The judgment is affirmed, each side to bear its own costs on these appeals.
McComb, J., Tobriner, J., Peek, J., Mosk, J., and Burke, J., concurred.
PETERS, J., Concurring and Dissenting.
I concur in the affirmance of the judgment, but on grounds different from the majority. The majority permit recovery on the theory that there was a breach of an express warranty. Then the majority say, unnecessarily and gratuitously, that plaintiff cannot recover on the theory of strict liability. Both the holding and the dicta are, in my opinion, incorrect.
There was no breach of express warranty. It is fundamental that no one is liable for the breach of an express warranty unless the buyer relies upon that warranty (former Civ. Code, § 1732) or unless the warranty constitutes "part of the basis of the bargain" (Com. Code, § 2313). Here, the undisputed facts show that plaintiff did not rely on White being responsible under the warranty, and it is clear that White's responsibility was not "part of the basis of the bargain." The uncontradicted evidence demonstrates that plaintiff had no idea that White was a party to the warranty and that he relied solely on Southern's responsibility.1 The majority say that the statute requires only that plaintiff rely on "the warranty," and not that he be aware of who made it. But one does not rely upon a mere scrap of paper which calls itself a warranty. He relies on the fact that a certain responsible party (which he may know as "the manufacturer" rather than by name) will "stand behind" the product and perform in accordance with the terms of the warranty. Here plaintiff admits that he relied on Southern's responsibility under the warranty, but not on White's.
The majority, having found in favor of the plaintiff on the theory of an express warranty, completely decided the case. There was no need to discuss the strict liability doctrine. Everything said by the majority on that subject is obviously dicta. The problem of what damages may be recovered in an action based on strict liability is a most important question of first impression in this state. It is too important to be decided in a mere "advisory opinion." But because the majority have elected to discuss it, and have done so, I submit, erroneously, I cannot allow the erroneous dicta to go unchallenged.
Given the rationale of Greenman v. Yuba Power Products, Inc., 59 Cal.2d 57, 63 [27 Cal.Rptr. 697, 377 P.2d 897], it cannot properly be held that plaintiff may not recover the value of his truck and his lost profits on the basis of strict liability. The nature of the damage sustained by the plaintiff is immaterial, so long as it proximately flowed from the defect. What is important is not the nature of the damage but the relative roles played by the parties to the purchase contract and the nature of their transaction.
━━━
INSTRUCTION 1: In the opinion excerpt, on whose responsibility under the warranty does the plaintiff admit he relied?
INSTRUCTION 2: Revise the portion of the opinion excerpt starting at "The judgment is" and ending at "my opinion, incorrect." so that "judgment" is replaced by "decision".
INSTRUCTION 3: Name every justice listed in the opinion excerpt's sentence that ends with the word "concurred."
The items placed after the opinion excerpt have no connection to it.

MATERIAL SUPPLIED:
━━━
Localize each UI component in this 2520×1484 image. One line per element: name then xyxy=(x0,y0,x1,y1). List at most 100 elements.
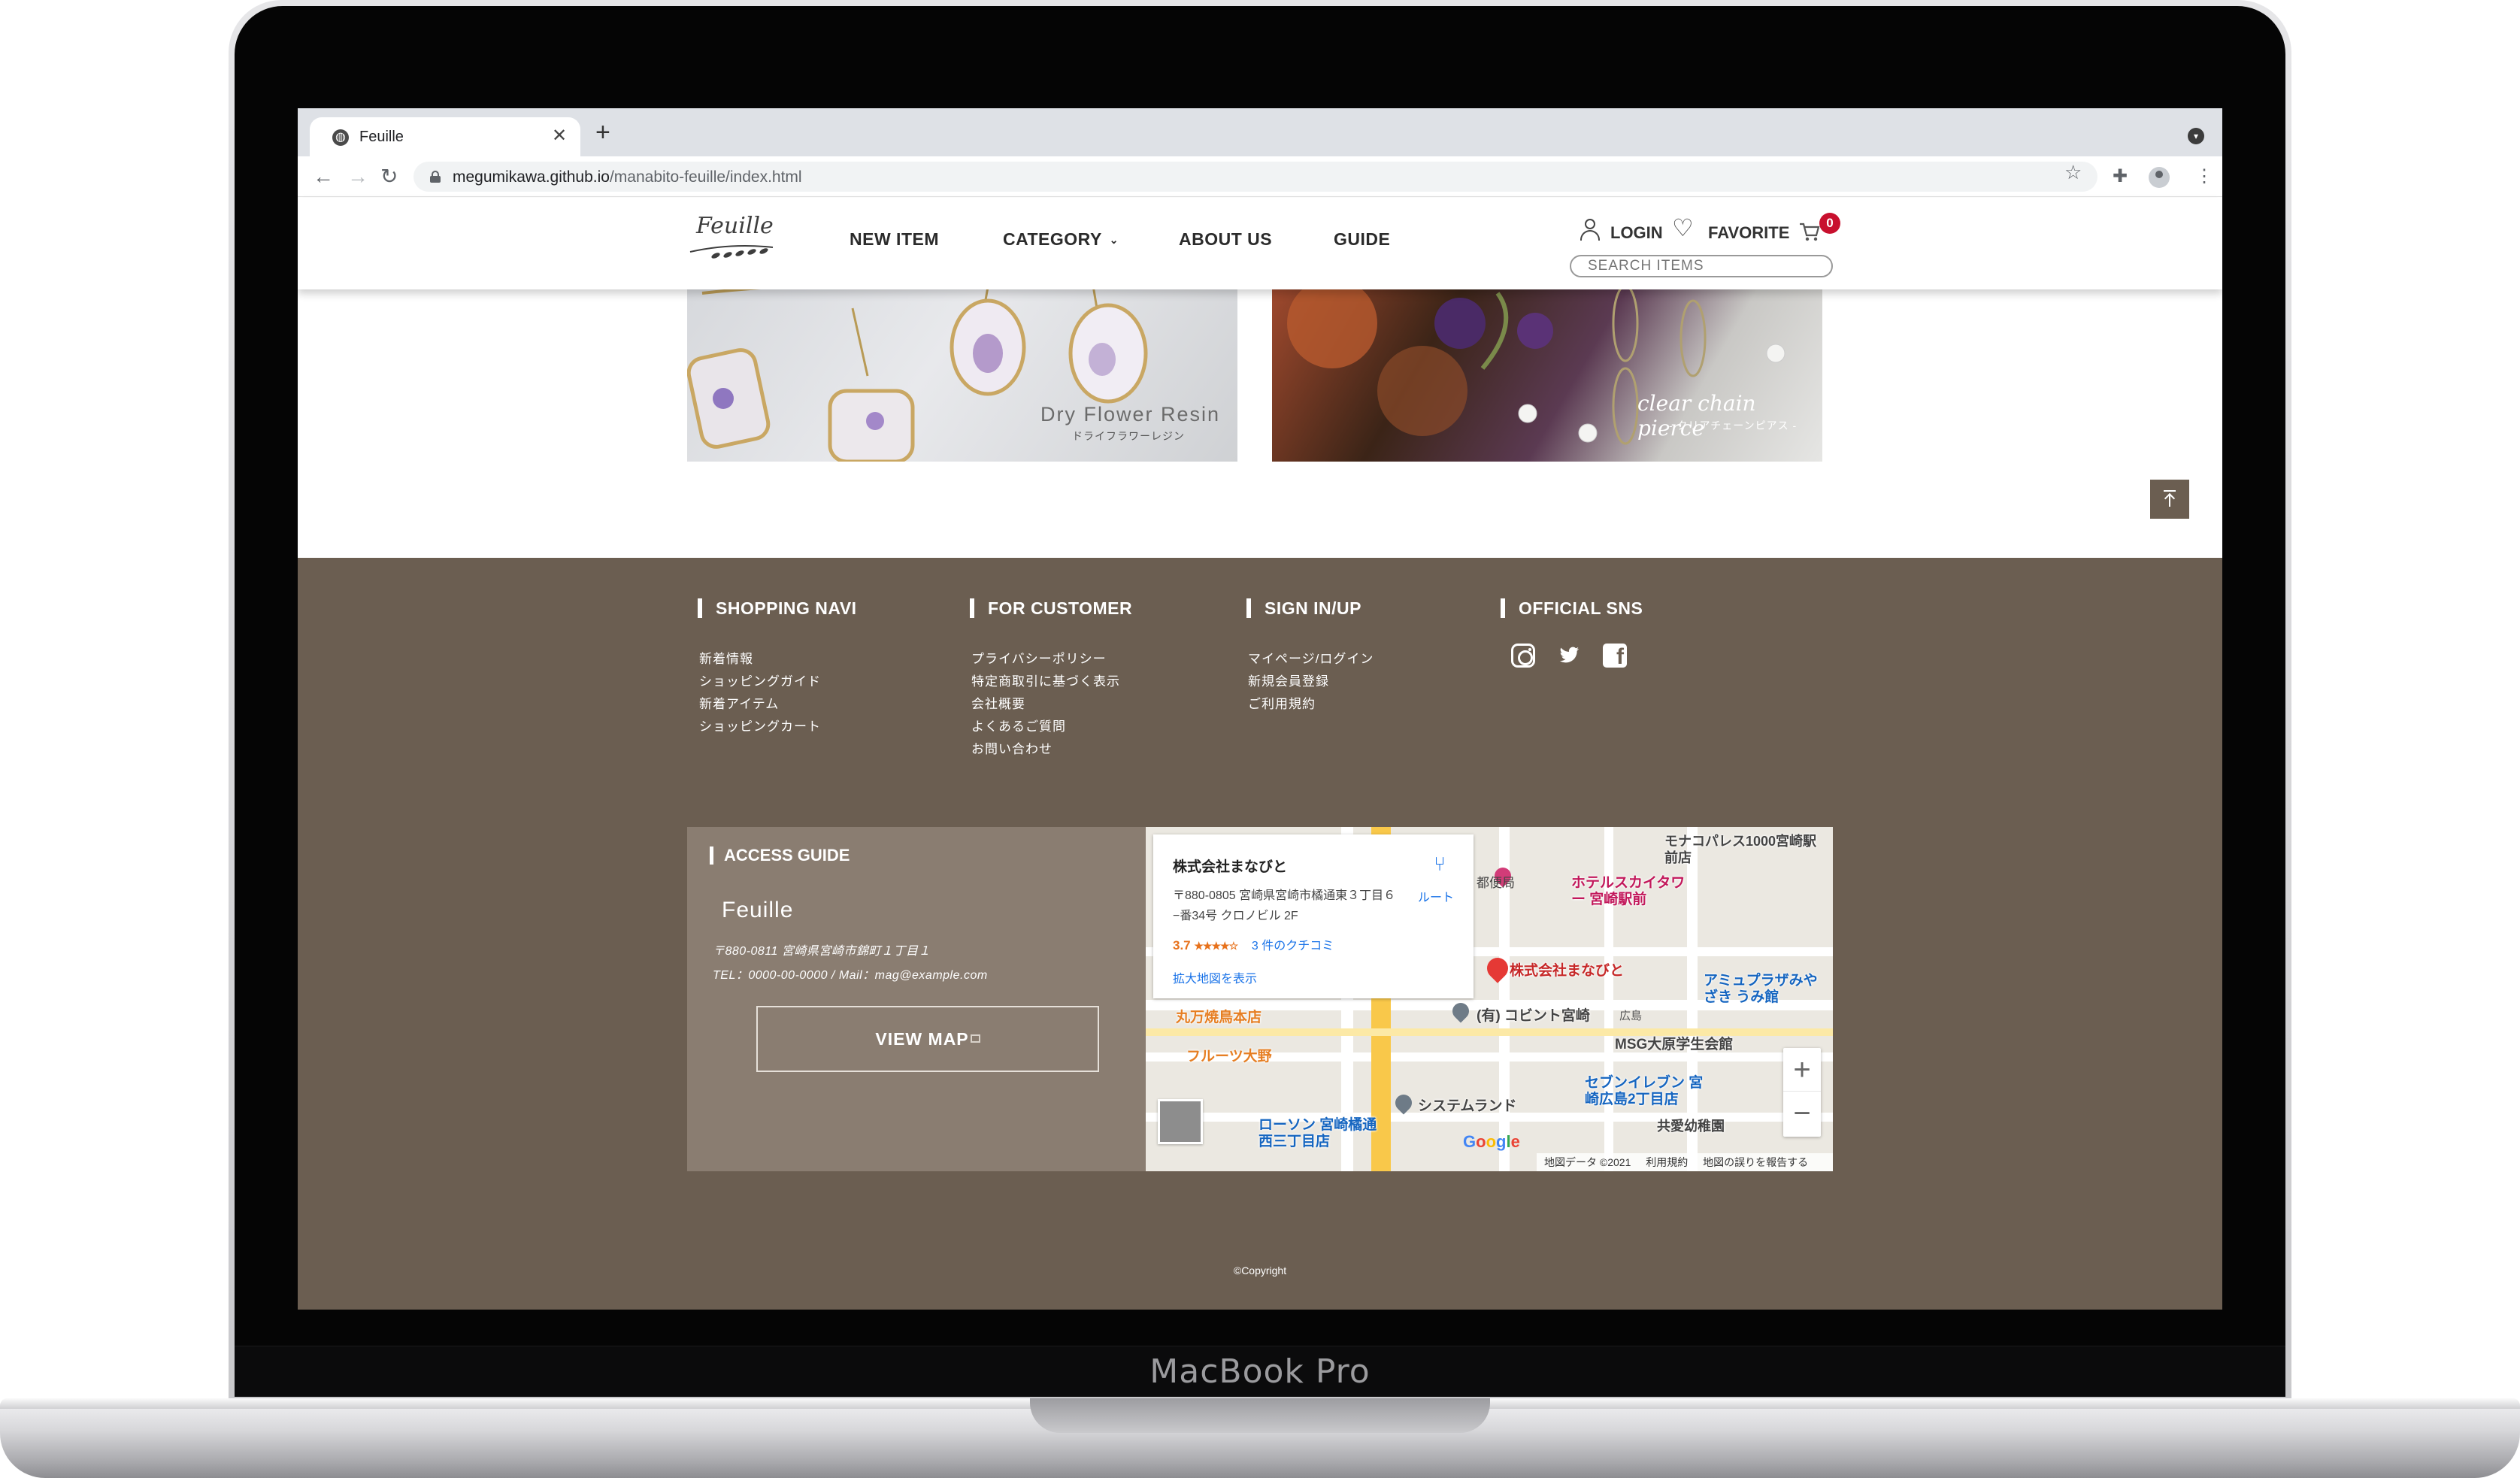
heart-icon[interactable]: ♡ xyxy=(1672,216,1694,240)
browser-menu-icon[interactable]: ⋮ xyxy=(2195,165,2213,188)
map-poi-label: セブンイレブン 宮崎広島2丁目店 xyxy=(1585,1075,1704,1107)
place-address: 〒880-0805 宮崎県宮崎市橘通東３丁目６−番34号 クロノビル 2F xyxy=(1173,889,1396,922)
chevron-down-icon: ⌄ xyxy=(1109,234,1119,247)
nav-category[interactable]: CATEGORY ⌄ xyxy=(1003,229,1119,250)
leaf-branch-icon xyxy=(689,245,774,259)
map-area-label: 広島 xyxy=(1619,1010,1643,1022)
access-guide-heading: ACCESS GUIDE xyxy=(710,846,850,865)
footer-link[interactable]: お問い合わせ xyxy=(971,738,1120,761)
map-terms-link[interactable]: 利用規約 xyxy=(1646,1156,1688,1168)
directions-icon[interactable]: ⑂ xyxy=(1428,853,1451,875)
footer-link[interactable]: 新着アイテム xyxy=(699,693,821,716)
profile-avatar-icon[interactable] xyxy=(2149,167,2170,188)
street-view-thumbnail[interactable] xyxy=(1158,1099,1203,1144)
footer-heading-shopping-navi: SHOPPING NAVI xyxy=(698,598,857,618)
map-poi-label: モナコパレス1000宮崎駅前店 xyxy=(1664,834,1817,865)
place-rating: 3.7 ★★★★☆ 3 件のクチコミ xyxy=(1173,938,1334,952)
view-map-button[interactable]: VIEW MAP xyxy=(756,1006,1099,1072)
shop-name: Feuille xyxy=(722,898,794,922)
new-tab-button[interactable]: + xyxy=(595,119,610,146)
external-link-icon xyxy=(970,1034,980,1043)
back-arrow-icon[interactable]: ← xyxy=(313,165,334,188)
laptop-notch xyxy=(1030,1398,1490,1433)
copyright-text: ©Copyright xyxy=(1233,1264,1287,1277)
footer-link[interactable]: ご利用規約 xyxy=(1248,693,1374,716)
browser-tab[interactable]: ◍ Feuille ✕ xyxy=(310,117,580,156)
address-bar[interactable]: megumikawa.github.io/manabito-feuille/in… xyxy=(413,162,2097,192)
reviews-link[interactable]: 3 件のクチコミ xyxy=(1252,940,1334,952)
map-poi-label: MSG大原学生会館 xyxy=(1615,1037,1734,1052)
facebook-icon[interactable]: f xyxy=(1603,644,1627,668)
nav-guide[interactable]: GUIDE xyxy=(1334,229,1390,250)
reload-icon[interactable]: ↻ xyxy=(380,165,398,188)
route-link[interactable]: ルート xyxy=(1418,887,1454,905)
footer-heading-official-sns: OFFICIAL SNS xyxy=(1501,598,1643,618)
map-pin-label: 株式会社まなびと xyxy=(1510,963,1625,979)
globe-icon: ◍ xyxy=(332,129,349,146)
footer-heading-for-customer: FOR CUSTOMER xyxy=(970,598,1132,618)
footer-link[interactable]: ショッピングカート xyxy=(699,716,821,738)
cart-icon[interactable] xyxy=(1798,220,1821,243)
forward-arrow-icon[interactable]: → xyxy=(347,165,368,188)
map-poi-label: システムランド xyxy=(1418,1098,1517,1114)
access-guide-panel: ACCESS GUIDE Feuille 〒880-0811 宮崎県宮崎市錦町１… xyxy=(687,827,1146,1171)
search-box[interactable] xyxy=(1570,255,1833,277)
place-info-card[interactable]: 株式会社まなびと 〒880-0805 宮崎県宮崎市橘通東３丁目６−番34号 クロ… xyxy=(1153,834,1474,998)
map-poi-label: ホテルスカイタワー 宮崎駅前 xyxy=(1571,875,1686,907)
banner-caption-jp: - クリアチェーンピアス - xyxy=(1669,419,1798,432)
banner-clear-chain-pierce[interactable]: clear chain pierce - クリアチェーンピアス - xyxy=(1272,278,1822,462)
zoom-in-button[interactable]: + xyxy=(1783,1048,1821,1092)
map-attribution-bar: 地図データ ©2021 利用規約 地図の誤りを報告する xyxy=(1537,1153,1833,1171)
shop-address: 〒880-0811 宮崎県宮崎市錦町１丁目１ xyxy=(713,945,931,958)
google-map-embed[interactable]: 株式会社まなびと 〒880-0805 宮崎県宮崎市橘通東３丁目６−番34号 クロ… xyxy=(1146,827,1833,1171)
zoom-out-button[interactable]: − xyxy=(1783,1092,1821,1135)
footer-list-shopping-navi: 新着情報 ショッピングガイド 新着アイテム ショッピングカート xyxy=(699,648,821,738)
map-poi-label: ローソン 宮崎橘通西三丁目店 xyxy=(1258,1117,1377,1149)
enlarge-map-link[interactable]: 拡大地図を表示 xyxy=(1173,968,1257,986)
map-area-label: 都便局 xyxy=(1477,876,1515,890)
footer-link[interactable]: 会社概要 xyxy=(971,693,1120,716)
back-to-top-button[interactable] xyxy=(2150,480,2189,519)
user-icon[interactable] xyxy=(1580,219,1600,241)
footer-list-sign-in-up: マイページ/ログイン 新規会員登録 ご利用規約 xyxy=(1248,648,1374,716)
site-logo[interactable]: Feuille xyxy=(686,208,776,270)
cart-count-badge: 0 xyxy=(1819,213,1840,234)
nav-new-item[interactable]: NEW ITEM xyxy=(850,229,939,250)
map-poi-label: (有) コビント宮崎 xyxy=(1477,1008,1590,1024)
shop-contact: TEL：0000-00-0000 / Mail：mag@example.com xyxy=(713,969,988,982)
shop-address-block: 〒880-0811 宮崎県宮崎市錦町１丁目１ TEL：0000-00-0000 … xyxy=(713,940,988,988)
map-data-credit: 地図データ ©2021 xyxy=(1544,1156,1631,1168)
extensions-puzzle-icon[interactable]: ✚ xyxy=(2113,165,2128,188)
map-poi-label: 丸万焼鳥本店 xyxy=(1176,1010,1262,1025)
login-link[interactable]: LOGIN xyxy=(1610,223,1663,243)
url-text: megumikawa.github.io/manabito-feuille/in… xyxy=(453,168,802,186)
place-name: 株式会社まなびと xyxy=(1173,859,1288,875)
footer-link[interactable]: 新着情報 xyxy=(699,648,821,671)
arrow-up-icon xyxy=(2164,490,2176,507)
browser-toolbar: ← → ↻ megumikawa.github.io/manabito-feui… xyxy=(298,156,2222,197)
footer-heading-sign-in-up: SIGN IN/UP xyxy=(1246,598,1361,618)
tab-close-icon[interactable]: ✕ xyxy=(552,126,567,146)
banner-dry-flower-resin[interactable]: Dry Flower Resin ドライフラワーレジン xyxy=(687,278,1237,462)
search-input[interactable] xyxy=(1588,257,1813,275)
footer-link[interactable]: 新規会員登録 xyxy=(1248,671,1374,693)
laptop-brand-label: MacBook Pro xyxy=(1149,1352,1371,1391)
favorite-link[interactable]: FAVORITE xyxy=(1708,223,1789,243)
footer-link[interactable]: 特定商取引に基づく表示 xyxy=(971,671,1120,693)
tab-search-icon[interactable]: ▾ xyxy=(2188,128,2204,144)
footer-link[interactable]: プライバシーポリシー xyxy=(971,648,1120,671)
banner-caption-jp: ドライフラワーレジン xyxy=(1072,430,1185,442)
tab-title: Feuille xyxy=(359,129,404,145)
nav-about-us[interactable]: ABOUT US xyxy=(1179,229,1272,250)
footer-link[interactable]: ショッピングガイド xyxy=(699,671,821,693)
footer-link[interactable]: マイページ/ログイン xyxy=(1248,648,1374,671)
footer-link[interactable]: よくあるご質問 xyxy=(971,716,1120,738)
site-header: Feuille NEW ITEM CATEGORY ⌄ ABOUT US GUID… xyxy=(298,198,2222,289)
twitter-icon[interactable] xyxy=(1556,644,1580,668)
site-footer: SHOPPING NAVI 新着情報 ショッピングガイド 新着アイテム ショッピ… xyxy=(298,558,2222,1310)
banner-caption-script: clear chain pierce xyxy=(1637,391,1756,441)
bookmark-star-icon[interactable]: ☆ xyxy=(2064,161,2082,184)
instagram-icon[interactable] xyxy=(1511,644,1535,668)
map-report-link[interactable]: 地図の誤りを報告する xyxy=(1703,1156,1808,1168)
screen: ◍ Feuille ✕ + ▾ ← → ↻ megumikawa.github.… xyxy=(298,108,2222,1310)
━━━
FINAL RESULT 1: Southern's responsibility.

FINAL RESULT 2:
The decision is affirmed, each side to bear its own costs on these appeals.
McComb, J., Tobriner, J., Peek, J., Mosk, J., and Burke, J., concurred.
PETERS, J., Concurring and Dissenting.
I concur in the affirmance of the decision, but on grounds different from the majority. The majority permit recovery on the theory that there was a breach of an express warranty. Then the majority say, unnecessarily and gratuitously, that plaintiff cannot recover on the theory of strict liability. Both the holding and the dicta are, in my opinion, incorrect.

FINAL RESULT 3: McComb, Tobriner, Peek, Mosk, and Burke.